··· Records shown

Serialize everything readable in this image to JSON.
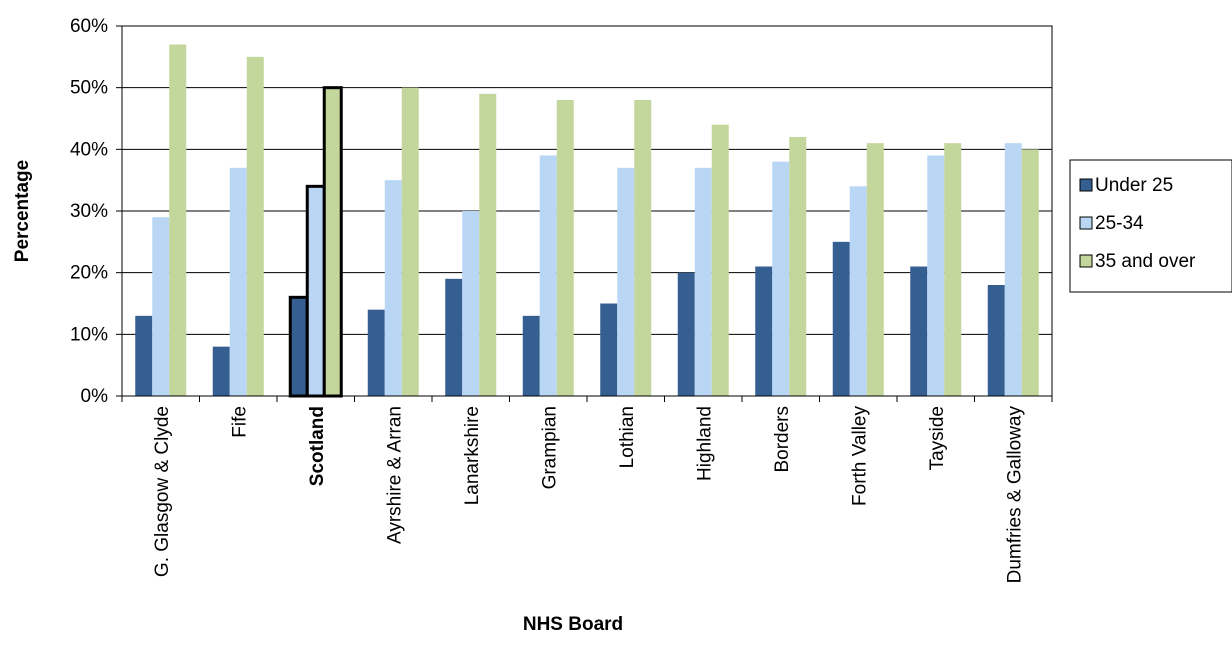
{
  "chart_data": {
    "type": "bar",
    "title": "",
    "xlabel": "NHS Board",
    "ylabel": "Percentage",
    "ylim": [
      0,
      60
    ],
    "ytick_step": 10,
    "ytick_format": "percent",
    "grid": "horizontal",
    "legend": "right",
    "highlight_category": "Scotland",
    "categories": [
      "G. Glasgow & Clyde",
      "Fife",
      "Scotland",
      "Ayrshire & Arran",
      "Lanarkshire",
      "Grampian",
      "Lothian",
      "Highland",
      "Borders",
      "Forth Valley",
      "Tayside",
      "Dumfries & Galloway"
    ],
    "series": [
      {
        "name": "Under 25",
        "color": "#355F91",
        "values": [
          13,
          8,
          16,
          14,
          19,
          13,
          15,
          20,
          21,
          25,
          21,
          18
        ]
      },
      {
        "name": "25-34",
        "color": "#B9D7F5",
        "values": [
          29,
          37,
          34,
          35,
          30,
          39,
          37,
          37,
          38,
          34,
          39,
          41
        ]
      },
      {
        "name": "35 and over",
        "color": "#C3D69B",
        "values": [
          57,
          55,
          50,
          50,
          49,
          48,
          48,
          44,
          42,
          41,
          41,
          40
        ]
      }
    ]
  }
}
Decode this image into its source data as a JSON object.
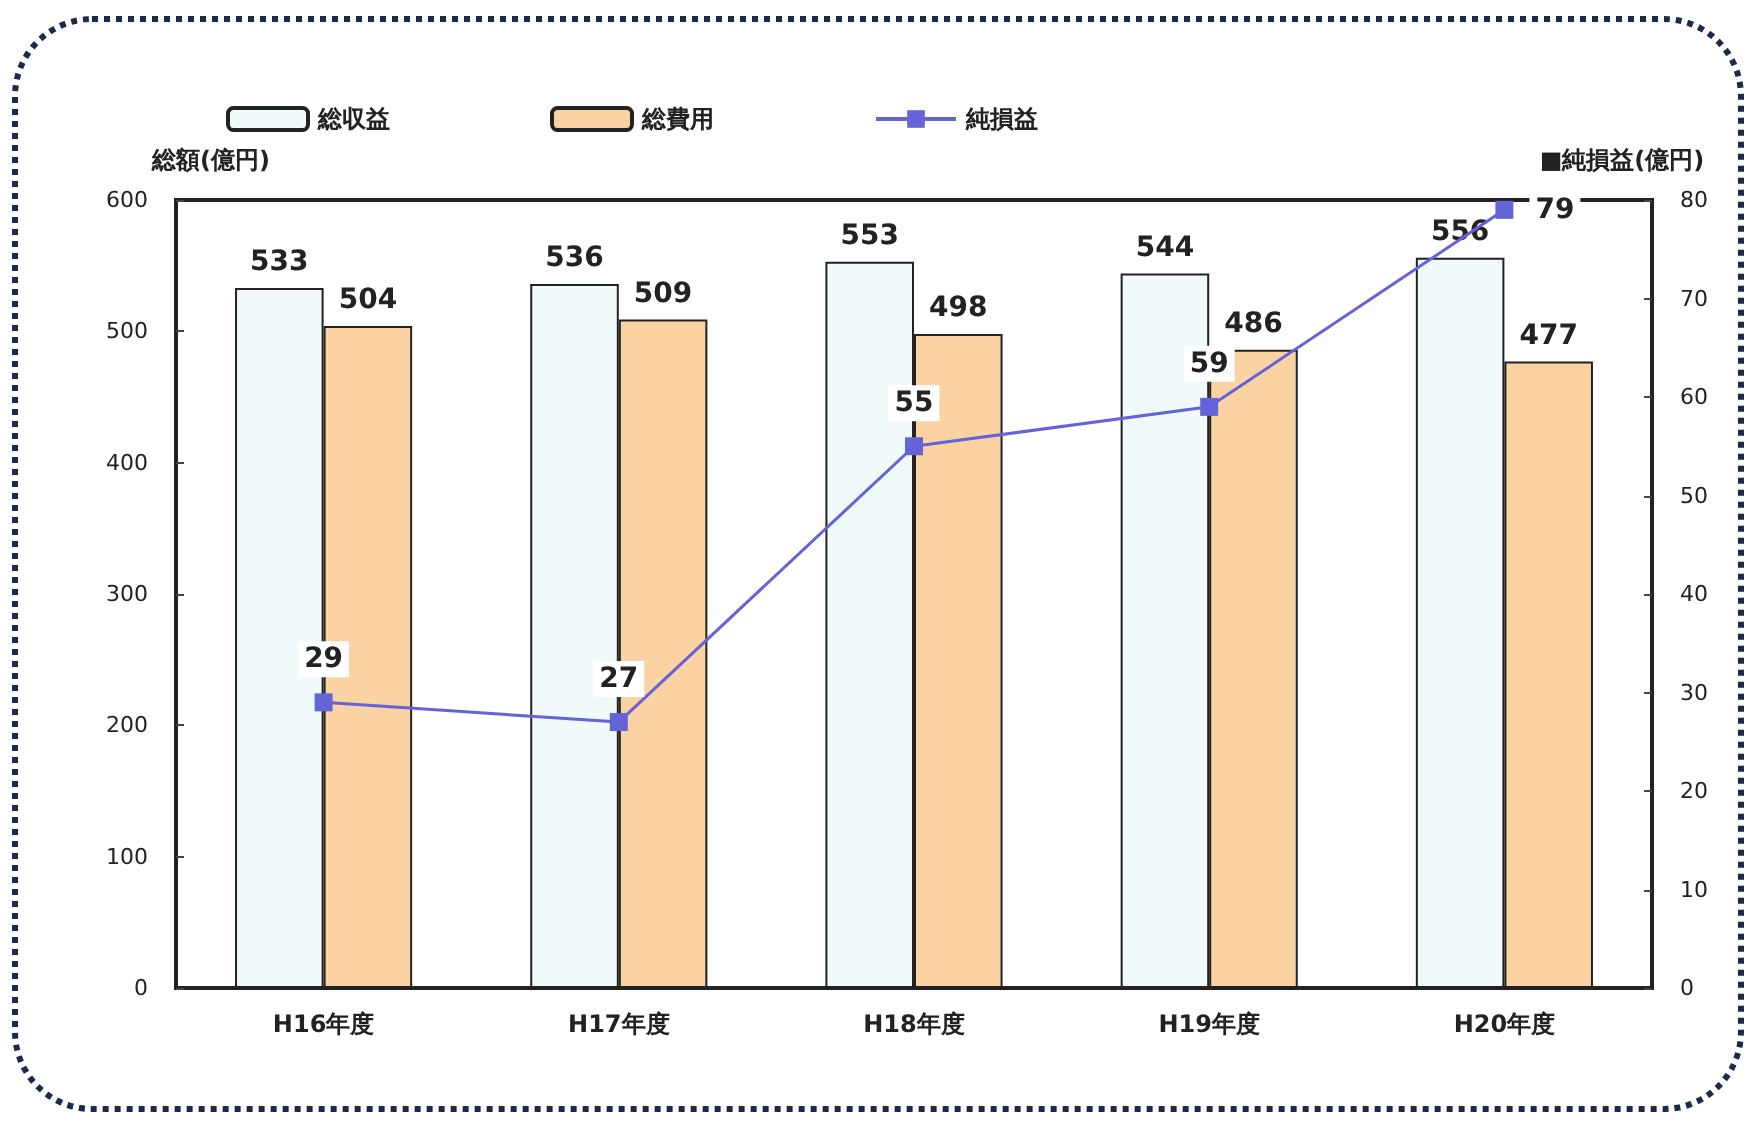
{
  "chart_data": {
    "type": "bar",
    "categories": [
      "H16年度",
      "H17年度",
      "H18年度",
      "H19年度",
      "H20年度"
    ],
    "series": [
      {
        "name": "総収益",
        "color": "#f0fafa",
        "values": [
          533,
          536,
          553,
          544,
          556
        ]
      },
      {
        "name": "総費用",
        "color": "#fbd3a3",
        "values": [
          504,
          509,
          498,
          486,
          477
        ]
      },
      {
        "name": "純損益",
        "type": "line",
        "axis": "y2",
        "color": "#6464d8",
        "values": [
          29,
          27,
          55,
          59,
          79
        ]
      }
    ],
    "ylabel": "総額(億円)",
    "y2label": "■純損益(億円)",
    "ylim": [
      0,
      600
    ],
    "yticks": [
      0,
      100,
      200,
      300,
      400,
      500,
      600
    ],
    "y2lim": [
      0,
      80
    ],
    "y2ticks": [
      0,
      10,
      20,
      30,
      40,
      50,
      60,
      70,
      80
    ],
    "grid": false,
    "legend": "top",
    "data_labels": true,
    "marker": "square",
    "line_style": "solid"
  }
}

······

■ Request ■
Every line holding "JSON" should be copied out.

■ Worked solution ■
Serialize everything readable in this image to JSON.
Decode this image into its source data as a JSON object.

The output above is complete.